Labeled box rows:
○ ○ ○ ○

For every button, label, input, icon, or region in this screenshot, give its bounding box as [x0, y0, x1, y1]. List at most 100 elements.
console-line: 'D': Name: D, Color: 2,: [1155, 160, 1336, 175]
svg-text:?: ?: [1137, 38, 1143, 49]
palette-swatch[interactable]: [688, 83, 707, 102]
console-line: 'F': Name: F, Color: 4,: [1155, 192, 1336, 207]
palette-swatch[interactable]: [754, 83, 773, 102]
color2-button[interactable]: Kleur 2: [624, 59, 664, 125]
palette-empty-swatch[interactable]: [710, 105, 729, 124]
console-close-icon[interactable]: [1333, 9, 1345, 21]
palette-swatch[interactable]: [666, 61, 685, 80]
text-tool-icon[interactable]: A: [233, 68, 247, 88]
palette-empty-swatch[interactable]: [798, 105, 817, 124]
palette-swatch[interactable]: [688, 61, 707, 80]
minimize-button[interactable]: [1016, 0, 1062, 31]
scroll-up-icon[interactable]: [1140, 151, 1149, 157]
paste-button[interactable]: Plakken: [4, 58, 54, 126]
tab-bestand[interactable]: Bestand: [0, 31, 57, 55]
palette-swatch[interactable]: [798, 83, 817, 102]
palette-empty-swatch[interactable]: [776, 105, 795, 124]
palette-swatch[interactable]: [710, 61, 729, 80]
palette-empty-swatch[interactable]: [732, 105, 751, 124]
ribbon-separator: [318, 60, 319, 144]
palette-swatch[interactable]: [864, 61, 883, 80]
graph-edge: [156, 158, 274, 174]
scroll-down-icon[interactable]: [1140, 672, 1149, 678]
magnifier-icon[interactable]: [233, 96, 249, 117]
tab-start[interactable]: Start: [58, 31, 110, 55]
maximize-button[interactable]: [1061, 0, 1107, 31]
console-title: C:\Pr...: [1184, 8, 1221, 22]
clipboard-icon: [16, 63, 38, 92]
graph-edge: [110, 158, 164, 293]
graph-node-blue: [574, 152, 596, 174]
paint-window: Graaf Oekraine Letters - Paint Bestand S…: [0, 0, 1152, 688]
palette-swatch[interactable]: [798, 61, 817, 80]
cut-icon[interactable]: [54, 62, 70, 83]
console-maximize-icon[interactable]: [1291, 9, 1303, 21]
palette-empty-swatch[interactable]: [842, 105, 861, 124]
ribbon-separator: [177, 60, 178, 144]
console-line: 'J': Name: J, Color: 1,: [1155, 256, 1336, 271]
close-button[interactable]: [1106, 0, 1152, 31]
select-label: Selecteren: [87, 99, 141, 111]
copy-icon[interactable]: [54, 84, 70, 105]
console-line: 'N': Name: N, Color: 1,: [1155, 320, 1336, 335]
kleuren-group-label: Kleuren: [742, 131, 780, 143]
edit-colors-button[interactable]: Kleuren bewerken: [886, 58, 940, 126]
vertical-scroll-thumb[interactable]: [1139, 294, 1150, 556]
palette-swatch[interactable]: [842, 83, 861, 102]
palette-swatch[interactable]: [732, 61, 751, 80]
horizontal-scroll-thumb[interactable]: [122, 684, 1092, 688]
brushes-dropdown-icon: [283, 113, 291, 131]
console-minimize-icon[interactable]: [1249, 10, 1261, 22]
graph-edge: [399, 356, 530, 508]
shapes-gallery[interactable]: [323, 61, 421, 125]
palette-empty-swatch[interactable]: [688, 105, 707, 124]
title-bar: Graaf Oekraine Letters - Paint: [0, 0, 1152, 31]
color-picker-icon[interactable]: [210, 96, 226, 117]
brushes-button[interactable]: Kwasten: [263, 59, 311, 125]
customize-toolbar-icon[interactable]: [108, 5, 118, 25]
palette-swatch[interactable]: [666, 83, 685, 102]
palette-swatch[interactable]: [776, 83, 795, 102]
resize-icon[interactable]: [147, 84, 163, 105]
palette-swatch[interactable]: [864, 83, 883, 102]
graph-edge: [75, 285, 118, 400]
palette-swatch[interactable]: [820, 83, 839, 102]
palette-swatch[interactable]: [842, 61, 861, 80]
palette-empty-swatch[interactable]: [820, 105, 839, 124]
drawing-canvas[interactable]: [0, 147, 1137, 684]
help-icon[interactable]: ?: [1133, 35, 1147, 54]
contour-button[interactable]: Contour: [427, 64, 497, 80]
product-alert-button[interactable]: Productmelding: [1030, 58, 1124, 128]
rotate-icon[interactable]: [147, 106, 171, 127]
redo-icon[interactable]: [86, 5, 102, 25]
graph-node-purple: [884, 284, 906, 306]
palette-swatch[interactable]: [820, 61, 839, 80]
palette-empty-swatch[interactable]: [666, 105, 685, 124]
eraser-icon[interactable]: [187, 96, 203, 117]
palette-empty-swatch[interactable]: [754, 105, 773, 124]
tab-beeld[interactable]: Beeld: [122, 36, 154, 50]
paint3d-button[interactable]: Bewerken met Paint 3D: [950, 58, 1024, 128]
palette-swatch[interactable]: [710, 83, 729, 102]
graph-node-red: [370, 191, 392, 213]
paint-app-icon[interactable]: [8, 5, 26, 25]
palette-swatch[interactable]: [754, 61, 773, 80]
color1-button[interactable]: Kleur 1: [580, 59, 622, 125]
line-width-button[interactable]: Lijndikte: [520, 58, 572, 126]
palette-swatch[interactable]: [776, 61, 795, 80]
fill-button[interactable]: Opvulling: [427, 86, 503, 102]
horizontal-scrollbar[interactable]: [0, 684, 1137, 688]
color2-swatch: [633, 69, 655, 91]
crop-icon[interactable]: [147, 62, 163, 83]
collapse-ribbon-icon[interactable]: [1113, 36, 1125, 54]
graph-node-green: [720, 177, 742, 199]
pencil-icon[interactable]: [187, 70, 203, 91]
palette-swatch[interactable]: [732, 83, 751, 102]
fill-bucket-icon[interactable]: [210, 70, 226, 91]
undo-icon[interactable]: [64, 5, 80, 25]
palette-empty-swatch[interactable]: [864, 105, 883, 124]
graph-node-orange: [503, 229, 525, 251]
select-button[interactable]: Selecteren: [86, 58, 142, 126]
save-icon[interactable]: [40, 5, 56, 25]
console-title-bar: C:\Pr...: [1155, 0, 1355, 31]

○ ○ ○ ○

▶ _WORK TO BE COMPLETED_:
Pull out every one of the rows above and reproduce each line verbatim, without changing a single character.

▶ _ANSWER FOR THIS EXERCISE_:
For every button, label, input, icon, or region in this screenshot, give its bounding box as [x0, y0, x1, y1]. List at most 100 elements.
console-line: 'D': Name: D, Color: 2,: [1155, 160, 1336, 175]
svg-text:?: ?: [1137, 38, 1143, 49]
palette-swatch[interactable]: [688, 83, 707, 102]
console-line: 'F': Name: F, Color: 4,: [1155, 192, 1336, 207]
palette-swatch[interactable]: [754, 83, 773, 102]
color2-button[interactable]: Kleur 2: [624, 59, 664, 125]
palette-empty-swatch[interactable]: [710, 105, 729, 124]
console-close-icon[interactable]: [1333, 9, 1345, 21]
palette-swatch[interactable]: [666, 61, 685, 80]
text-tool-icon[interactable]: A: [233, 68, 247, 88]
palette-empty-swatch[interactable]: [798, 105, 817, 124]
palette-swatch[interactable]: [688, 61, 707, 80]
minimize-button[interactable]: [1016, 0, 1062, 31]
scroll-up-icon[interactable]: [1140, 151, 1149, 157]
paste-button[interactable]: Plakken: [4, 58, 54, 126]
tab-bestand[interactable]: Bestand: [0, 31, 57, 55]
palette-swatch[interactable]: [798, 83, 817, 102]
palette-empty-swatch[interactable]: [776, 105, 795, 124]
palette-swatch[interactable]: [710, 61, 729, 80]
palette-empty-swatch[interactable]: [732, 105, 751, 124]
ribbon-separator: [318, 60, 319, 144]
palette-swatch[interactable]: [864, 61, 883, 80]
graph-edge: [156, 158, 274, 174]
scroll-down-icon[interactable]: [1140, 672, 1149, 678]
magnifier-icon[interactable]: [233, 96, 249, 117]
tab-start[interactable]: Start: [58, 31, 110, 55]
maximize-button[interactable]: [1061, 0, 1107, 31]
console-title: C:\Pr...: [1184, 8, 1221, 22]
clipboard-icon: [16, 63, 38, 92]
graph-edge: [110, 158, 164, 293]
graph-node-blue: [574, 152, 596, 174]
paint-window: Graaf Oekraine Letters - Paint Bestand S…: [0, 0, 1152, 688]
palette-swatch[interactable]: [798, 61, 817, 80]
cut-icon[interactable]: [54, 62, 70, 83]
console-maximize-icon[interactable]: [1291, 9, 1303, 21]
palette-empty-swatch[interactable]: [842, 105, 861, 124]
ribbon-separator: [177, 60, 178, 144]
console-line: 'J': Name: J, Color: 1,: [1155, 256, 1336, 271]
close-button[interactable]: [1106, 0, 1152, 31]
select-label: Selecteren: [87, 99, 141, 111]
copy-icon[interactable]: [54, 84, 70, 105]
console-line: 'N': Name: N, Color: 1,: [1155, 320, 1336, 335]
kleuren-group-label: Kleuren: [742, 131, 780, 143]
edit-colors-button[interactable]: Kleuren bewerken: [886, 58, 940, 126]
vertical-scroll-thumb[interactable]: [1139, 294, 1150, 556]
palette-swatch[interactable]: [842, 83, 861, 102]
palette-swatch[interactable]: [732, 61, 751, 80]
horizontal-scroll-thumb[interactable]: [122, 684, 1092, 688]
brushes-dropdown-icon: [283, 113, 291, 131]
console-minimize-icon[interactable]: [1249, 10, 1261, 22]
graph-edge: [399, 356, 530, 508]
shapes-gallery[interactable]: [323, 61, 421, 125]
palette-empty-swatch[interactable]: [688, 105, 707, 124]
title-bar: Graaf Oekraine Letters - Paint: [0, 0, 1152, 31]
color-picker-icon[interactable]: [210, 96, 226, 117]
brushes-button[interactable]: Kwasten: [263, 59, 311, 125]
customize-toolbar-icon[interactable]: [108, 5, 118, 25]
palette-swatch[interactable]: [666, 83, 685, 102]
palette-swatch[interactable]: [776, 83, 795, 102]
resize-icon[interactable]: [147, 84, 163, 105]
palette-swatch[interactable]: [864, 83, 883, 102]
graph-edge: [75, 285, 118, 400]
palette-swatch[interactable]: [820, 83, 839, 102]
palette-swatch[interactable]: [842, 61, 861, 80]
palette-empty-swatch[interactable]: [820, 105, 839, 124]
drawing-canvas[interactable]: [0, 147, 1137, 684]
help-icon[interactable]: ?: [1133, 35, 1147, 54]
contour-button[interactable]: Contour: [427, 64, 497, 80]
product-alert-button[interactable]: Productmelding: [1030, 58, 1124, 128]
rotate-icon[interactable]: [147, 106, 171, 127]
redo-icon[interactable]: [86, 5, 102, 25]
graph-node-purple: [884, 284, 906, 306]
palette-swatch[interactable]: [820, 61, 839, 80]
palette-empty-swatch[interactable]: [666, 105, 685, 124]
eraser-icon[interactable]: [187, 96, 203, 117]
palette-empty-swatch[interactable]: [754, 105, 773, 124]
tab-beeld[interactable]: Beeld: [122, 36, 154, 50]
paint3d-button[interactable]: Bewerken met Paint 3D: [950, 58, 1024, 128]
palette-swatch[interactable]: [710, 83, 729, 102]
graph-node-red: [370, 191, 392, 213]
paint-app-icon[interactable]: [8, 5, 26, 25]
palette-swatch[interactable]: [754, 61, 773, 80]
color1-button[interactable]: Kleur 1: [580, 59, 622, 125]
line-width-button[interactable]: Lijndikte: [520, 58, 572, 126]
palette-swatch[interactable]: [776, 61, 795, 80]
fill-button[interactable]: Opvulling: [427, 86, 503, 102]
horizontal-scrollbar[interactable]: [0, 684, 1137, 688]
color2-swatch: [633, 69, 655, 91]
crop-icon[interactable]: [147, 62, 163, 83]
collapse-ribbon-icon[interactable]: [1113, 36, 1125, 54]
graph-node-green: [720, 177, 742, 199]
pencil-icon[interactable]: [187, 70, 203, 91]
palette-swatch[interactable]: [732, 83, 751, 102]
fill-bucket-icon[interactable]: [210, 70, 226, 91]
undo-icon[interactable]: [64, 5, 80, 25]
palette-empty-swatch[interactable]: [864, 105, 883, 124]
graph-node-orange: [503, 229, 525, 251]
select-button[interactable]: Selecteren: [86, 58, 142, 126]
save-icon[interactable]: [40, 5, 56, 25]
console-title-bar: C:\Pr...: [1155, 0, 1355, 31]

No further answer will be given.